Repeat everything in the material exactly.

++++++++++

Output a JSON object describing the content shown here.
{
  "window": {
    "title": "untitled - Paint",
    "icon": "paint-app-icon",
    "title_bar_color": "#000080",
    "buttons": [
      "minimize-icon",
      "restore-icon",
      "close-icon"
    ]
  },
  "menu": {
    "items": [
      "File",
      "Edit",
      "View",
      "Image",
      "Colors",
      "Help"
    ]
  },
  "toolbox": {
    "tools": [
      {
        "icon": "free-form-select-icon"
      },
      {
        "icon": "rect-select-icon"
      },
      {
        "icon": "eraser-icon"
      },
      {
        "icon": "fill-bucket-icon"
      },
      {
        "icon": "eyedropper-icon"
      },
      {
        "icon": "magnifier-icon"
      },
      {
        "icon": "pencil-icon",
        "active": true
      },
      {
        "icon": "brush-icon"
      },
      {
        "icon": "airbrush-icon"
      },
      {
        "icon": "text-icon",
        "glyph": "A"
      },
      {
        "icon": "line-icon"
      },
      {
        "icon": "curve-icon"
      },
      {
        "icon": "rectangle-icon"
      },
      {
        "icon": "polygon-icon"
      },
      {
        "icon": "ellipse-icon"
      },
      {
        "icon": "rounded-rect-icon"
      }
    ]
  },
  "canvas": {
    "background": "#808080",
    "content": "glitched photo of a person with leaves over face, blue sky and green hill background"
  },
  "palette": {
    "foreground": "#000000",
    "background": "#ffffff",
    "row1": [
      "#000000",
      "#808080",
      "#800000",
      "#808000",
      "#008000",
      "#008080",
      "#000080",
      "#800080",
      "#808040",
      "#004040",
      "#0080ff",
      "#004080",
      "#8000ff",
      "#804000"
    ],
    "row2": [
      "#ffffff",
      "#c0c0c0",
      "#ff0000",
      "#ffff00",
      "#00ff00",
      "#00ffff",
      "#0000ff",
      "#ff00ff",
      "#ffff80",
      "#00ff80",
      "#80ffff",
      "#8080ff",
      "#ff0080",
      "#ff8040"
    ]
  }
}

++++++++++

### WRITTEN SOLUTION
Output a JSON object describing the content shown here.
{
  "window": {
    "title": "untitled - Paint",
    "icon": "paint-app-icon",
    "title_bar_color": "#000080",
    "buttons": [
      "minimize-icon",
      "restore-icon",
      "close-icon"
    ]
  },
  "menu": {
    "items": [
      "File",
      "Edit",
      "View",
      "Image",
      "Colors",
      "Help"
    ]
  },
  "toolbox": {
    "tools": [
      {
        "icon": "free-form-select-icon"
      },
      {
        "icon": "rect-select-icon"
      },
      {
        "icon": "eraser-icon"
      },
      {
        "icon": "fill-bucket-icon"
      },
      {
        "icon": "eyedropper-icon"
      },
      {
        "icon": "magnifier-icon"
      },
      {
        "icon": "pencil-icon",
        "active": true
      },
      {
        "icon": "brush-icon"
      },
      {
        "icon": "airbrush-icon"
      },
      {
        "icon": "text-icon",
        "glyph": "A"
      },
      {
        "icon": "line-icon"
      },
      {
        "icon": "curve-icon"
      },
      {
        "icon": "rectangle-icon"
      },
      {
        "icon": "polygon-icon"
      },
      {
        "icon": "ellipse-icon"
      },
      {
        "icon": "rounded-rect-icon"
      }
    ]
  },
  "canvas": {
    "background": "#808080",
    "content": "glitched photo of a person with leaves over face, blue sky and green hill background"
  },
  "palette": {
    "foreground": "#000000",
    "background": "#ffffff",
    "row1": [
      "#000000",
      "#808080",
      "#800000",
      "#808000",
      "#008000",
      "#008080",
      "#000080",
      "#800080",
      "#808040",
      "#004040",
      "#0080ff",
      "#004080",
      "#8000ff",
      "#804000"
    ],
    "row2": [
      "#ffffff",
      "#c0c0c0",
      "#ff0000",
      "#ffff00",
      "#00ff00",
      "#00ffff",
      "#0000ff",
      "#ff00ff",
      "#ffff80",
      "#00ff80",
      "#80ffff",
      "#8080ff",
      "#ff0080",
      "#ff8040"
    ]
  }
}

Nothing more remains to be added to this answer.